*DATA EXTRACT*:
= = =
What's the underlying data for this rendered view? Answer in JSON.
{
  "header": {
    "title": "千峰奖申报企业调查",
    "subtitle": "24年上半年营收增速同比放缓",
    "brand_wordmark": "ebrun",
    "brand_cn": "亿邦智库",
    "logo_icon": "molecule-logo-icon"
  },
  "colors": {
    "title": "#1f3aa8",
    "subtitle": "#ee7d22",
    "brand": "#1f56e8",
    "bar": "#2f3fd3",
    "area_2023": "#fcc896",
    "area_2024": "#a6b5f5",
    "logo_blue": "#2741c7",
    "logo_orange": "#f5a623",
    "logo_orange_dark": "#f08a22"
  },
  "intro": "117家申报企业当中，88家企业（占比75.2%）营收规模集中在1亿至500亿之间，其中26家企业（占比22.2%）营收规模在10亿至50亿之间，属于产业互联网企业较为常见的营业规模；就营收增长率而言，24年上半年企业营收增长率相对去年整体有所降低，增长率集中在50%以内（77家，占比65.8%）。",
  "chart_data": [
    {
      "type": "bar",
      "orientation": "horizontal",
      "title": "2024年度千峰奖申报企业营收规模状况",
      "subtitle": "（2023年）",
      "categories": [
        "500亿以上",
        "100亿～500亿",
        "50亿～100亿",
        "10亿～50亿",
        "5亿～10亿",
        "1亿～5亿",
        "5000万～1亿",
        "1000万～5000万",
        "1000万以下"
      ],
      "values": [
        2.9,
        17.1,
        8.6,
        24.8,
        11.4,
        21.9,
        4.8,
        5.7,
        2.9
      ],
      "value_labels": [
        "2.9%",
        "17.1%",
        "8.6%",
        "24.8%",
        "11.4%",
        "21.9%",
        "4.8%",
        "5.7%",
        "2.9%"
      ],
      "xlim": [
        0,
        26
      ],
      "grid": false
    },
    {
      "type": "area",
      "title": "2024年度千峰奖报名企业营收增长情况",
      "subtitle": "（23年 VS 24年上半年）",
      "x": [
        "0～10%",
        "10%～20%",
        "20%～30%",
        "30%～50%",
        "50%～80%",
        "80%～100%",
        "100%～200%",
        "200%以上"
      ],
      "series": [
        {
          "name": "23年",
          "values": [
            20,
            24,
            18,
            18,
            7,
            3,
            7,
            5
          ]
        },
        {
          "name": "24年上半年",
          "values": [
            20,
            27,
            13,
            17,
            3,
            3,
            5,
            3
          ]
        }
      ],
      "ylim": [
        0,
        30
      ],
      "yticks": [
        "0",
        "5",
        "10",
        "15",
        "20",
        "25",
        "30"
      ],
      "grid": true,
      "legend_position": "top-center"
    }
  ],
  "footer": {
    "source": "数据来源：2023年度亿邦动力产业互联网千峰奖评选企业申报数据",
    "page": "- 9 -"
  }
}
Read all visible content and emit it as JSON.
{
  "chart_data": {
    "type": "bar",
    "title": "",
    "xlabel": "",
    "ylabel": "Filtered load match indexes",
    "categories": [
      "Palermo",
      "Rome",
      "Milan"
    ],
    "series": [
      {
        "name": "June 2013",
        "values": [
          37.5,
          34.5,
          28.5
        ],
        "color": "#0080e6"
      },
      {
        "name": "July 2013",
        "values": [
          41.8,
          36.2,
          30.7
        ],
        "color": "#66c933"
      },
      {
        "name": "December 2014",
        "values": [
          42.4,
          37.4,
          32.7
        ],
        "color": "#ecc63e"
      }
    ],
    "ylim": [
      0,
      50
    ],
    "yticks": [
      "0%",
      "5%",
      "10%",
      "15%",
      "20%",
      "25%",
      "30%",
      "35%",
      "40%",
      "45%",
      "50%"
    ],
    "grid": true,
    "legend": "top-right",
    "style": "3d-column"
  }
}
= = =
*TO DO*: Gather each line of the records holding the string "JSON".

*EXERCISE RESULT*:
What's the underlying data for this rendered view? Answer in JSON.
Read all visible content and emit it as JSON.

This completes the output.